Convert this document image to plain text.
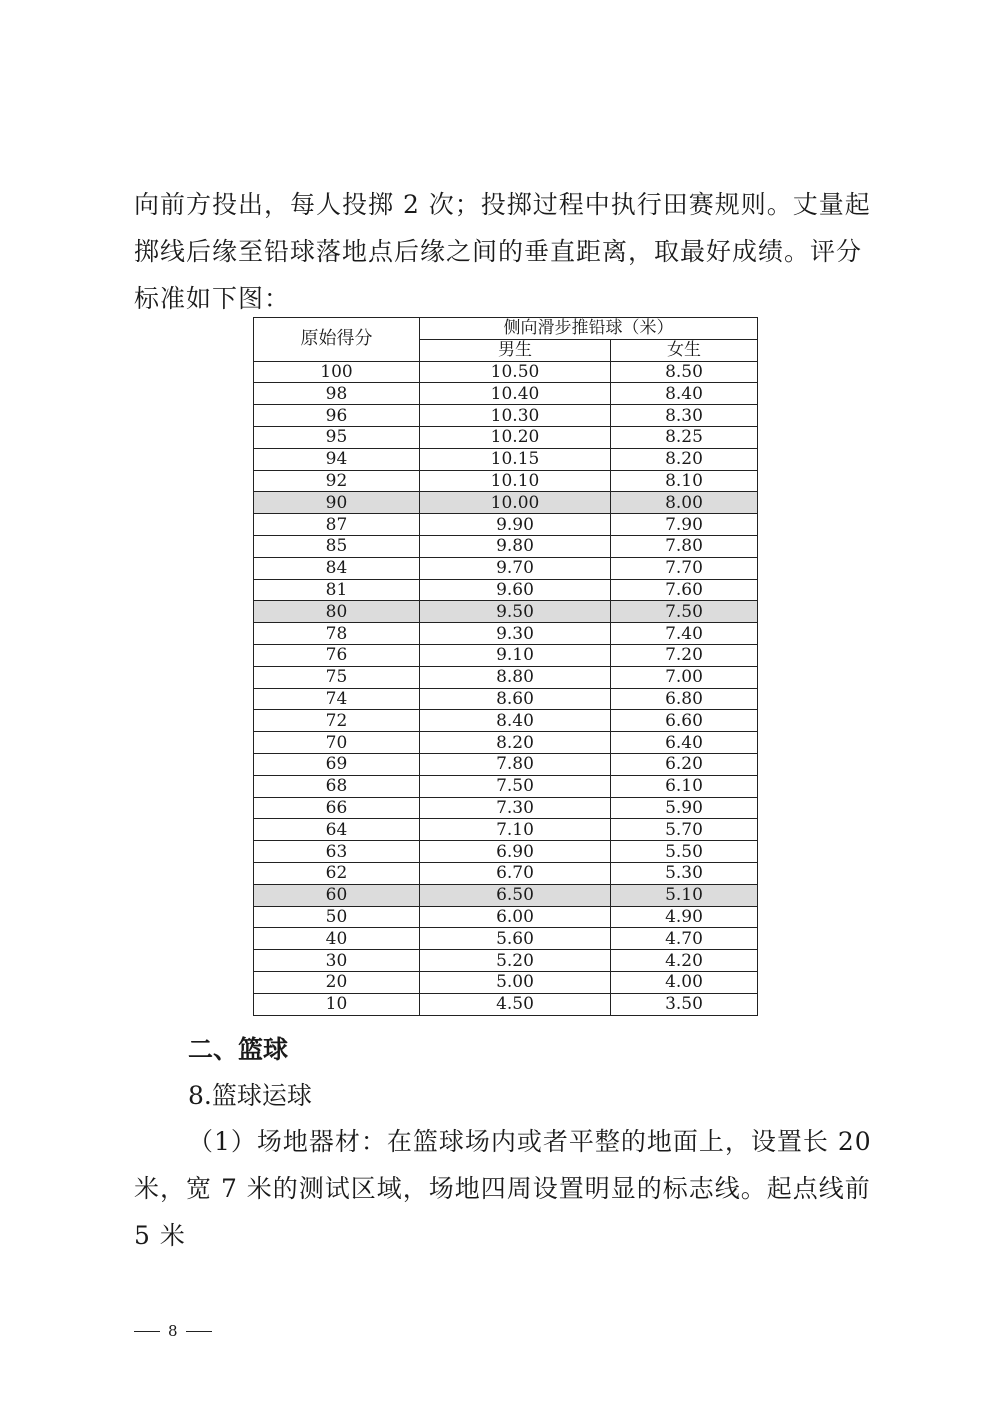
向前方投出，每人投掷 2 次；投掷过程中执行田赛规则。丈量起掷线后缘至铅球落地点后缘之间的垂直距离，取最好成绩。评分标准如下图：

原始得分	侧向滑步推铅球（米）	
	男生	女生
100	10.50	8.50
98	10.40	8.40
96	10.30	8.30
95	10.20	8.25
94	10.15	8.20
92	10.10	8.10
90	10.00	8.00
87	9.90	7.90
85	9.80	7.80
84	9.70	7.70
81	9.60	7.60
80	9.50	7.50
78	9.30	7.40
76	9.10	7.20
75	8.80	7.00
74	8.60	6.80
72	8.40	6.60
70	8.20	6.40
69	7.80	6.20
68	7.50	6.10
66	7.30	5.90
64	7.10	5.70
63	6.90	5.50
62	6.70	5.30
60	6.50	5.10
50	6.00	4.90
40	5.60	4.70
30	5.20	4.20
20	5.00	4.00
10	4.50	3.50

二、篮球

8.篮球运球

（1）场地器材：在篮球场内或者平整的地面上，设置长 20 米，宽 7 米的测试区域，场地四周设置明显的标志线。起点线前 5 米

8
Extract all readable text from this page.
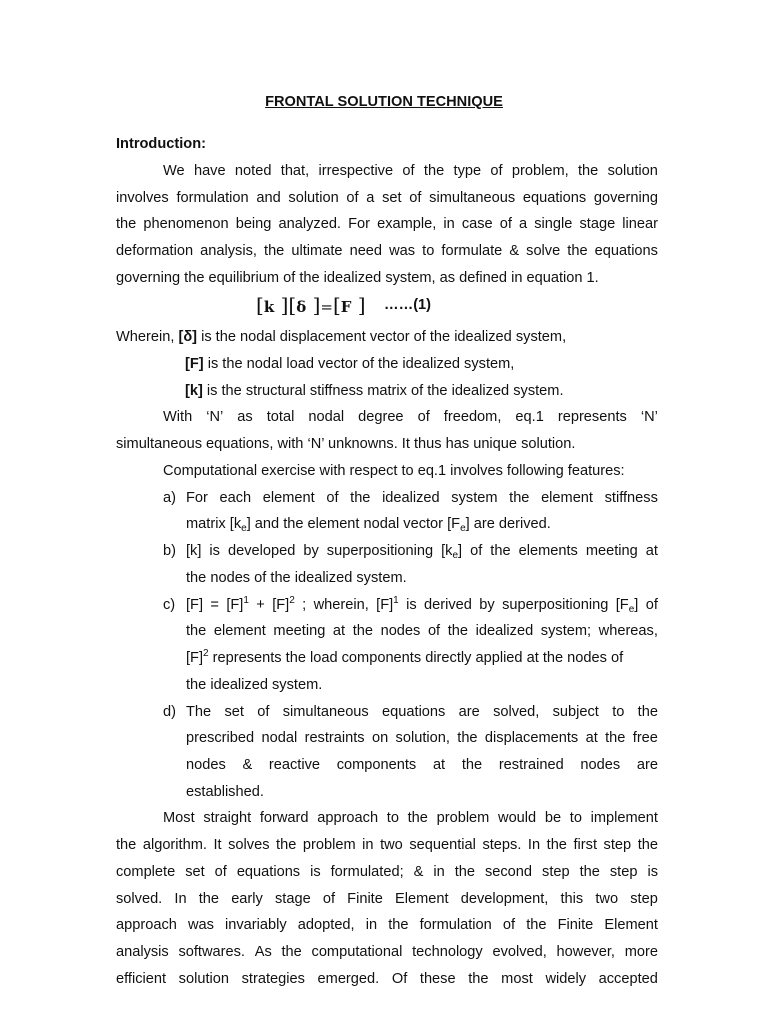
FRONTAL SOLUTION TECHNIQUE
Introduction:
We have noted that, irrespective of the type of problem, the solution
involves formulation and solution of a set of simultaneous equations governing
the phenomenon being analyzed. For example, in case of a single stage linear
deformation analysis, the ultimate need was to formulate & solve the equations
governing the equilibrium of the idealized system, as defined in equation 1.
[k ][δ ]=[F ] ……(1)
Wherein, [δ] is the nodal displacement vector of the idealized system,
[F] is the nodal load vector of the idealized system,
[k] is the structural stiffness matrix of the idealized system.
With ‘N’ as total nodal degree of freedom, eq.1 represents ‘N’
simultaneous equations, with ‘N’ unknowns. It thus has unique solution.
Computational exercise with respect to eq.1 involves following features:
a) For each element of the idealized system the element stiffness
matrix $[k_e]$ and the element nodal vector $[F_e]$ are derived.
b) [k] is developed by superpositioning $[k_e]$ of the elements meeting at
the nodes of the idealized system.
c) $[F] = [F]^1 + [F]^2$ ; wherein, $[F]^1$ is derived by superpositioning $[F_e]$ of
the element meeting at the nodes of the idealized system; whereas,
$[F]^2$ represents the load components directly applied at the nodes of
the idealized system.
d) The set of simultaneous equations are solved, subject to the
prescribed nodal restraints on solution, the displacements at the free
nodes & reactive components at the restrained nodes are
established.
Most straight forward approach to the problem would be to implement
the algorithm. It solves the problem in two sequential steps. In the first step the
complete set of equations is formulated; & in the second step the step is
solved. In the early stage of Finite Element development, this two step
approach was invariably adopted, in the formulation of the Finite Element
analysis softwares. As the computational technology evolved, however, more
efficient solution strategies emerged. Of these the most widely accepted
——————
» Written task
Output all of the entries verbatim, leaving out any images.

» Task output
Convert this document image to plain text.
向前方投出，每人投掷 2 次；投掷过程中执行田赛规则。丈量起掷线后缘至铅球落地点后缘之间的垂直距离，取最好成绩。评分标准如下图：

原始得分	侧向滑步推铅球（米）	
	男生	女生
100	10.50	8.50
98	10.40	8.40
96	10.30	8.30
95	10.20	8.25
94	10.15	8.20
92	10.10	8.10
90	10.00	8.00
87	9.90	7.90
85	9.80	7.80
84	9.70	7.70
81	9.60	7.60
80	9.50	7.50
78	9.30	7.40
76	9.10	7.20
75	8.80	7.00
74	8.60	6.80
72	8.40	6.60
70	8.20	6.40
69	7.80	6.20
68	7.50	6.10
66	7.30	5.90
64	7.10	5.70
63	6.90	5.50
62	6.70	5.30
60	6.50	5.10
50	6.00	4.90
40	5.60	4.70
30	5.20	4.20
20	5.00	4.00
10	4.50	3.50

二、篮球

8.篮球运球

（1）场地器材：在篮球场内或者平整的地面上，设置长 20 米，宽 7 米的测试区域，场地四周设置明显的标志线。起点线前 5 米

8
Extract all readable text from this page.
FRONTAL SOLUTION TECHNIQUE
Introduction:
We have noted that, irrespective of the type of problem, the solution
involves formulation and solution of a set of simultaneous equations governing
the phenomenon being analyzed. For example, in case of a single stage linear
deformation analysis, the ultimate need was to formulate & solve the equations
governing the equilibrium of the idealized system, as defined in equation 1.
[k ][δ ]=[F ] ……(1)
Wherein, [δ] is the nodal displacement vector of the idealized system,
[F] is the nodal load vector of the idealized system,
[k] is the structural stiffness matrix of the idealized system.
With ‘N’ as total nodal degree of freedom, eq.1 represents ‘N’
simultaneous equations, with ‘N’ unknowns. It thus has unique solution.
Computational exercise with respect to eq.1 involves following features:
a) For each element of the idealized system the element stiffness
matrix $[k_e]$ and the element nodal vector $[F_e]$ are derived.
b) [k] is developed by superpositioning $[k_e]$ of the elements meeting at
the nodes of the idealized system.
c) $[F] = [F]^1 + [F]^2$ ; wherein, $[F]^1$ is derived by superpositioning $[F_e]$ of
the element meeting at the nodes of the idealized system; whereas,
$[F]^2$ represents the load components directly applied at the nodes of
the idealized system.
d) The set of simultaneous equations are solved, subject to the
prescribed nodal restraints on solution, the displacements at the free
nodes & reactive components at the restrained nodes are
established.
Most straight forward approach to the problem would be to implement
the algorithm. It solves the problem in two sequential steps. In the first step the
complete set of equations is formulated; & in the second step the step is
solved. In the early stage of Finite Element development, this two step
approach was invariably adopted, in the formulation of the Finite Element
analysis softwares. As the computational technology evolved, however, more
efficient solution strategies emerged. Of these the most widely accepted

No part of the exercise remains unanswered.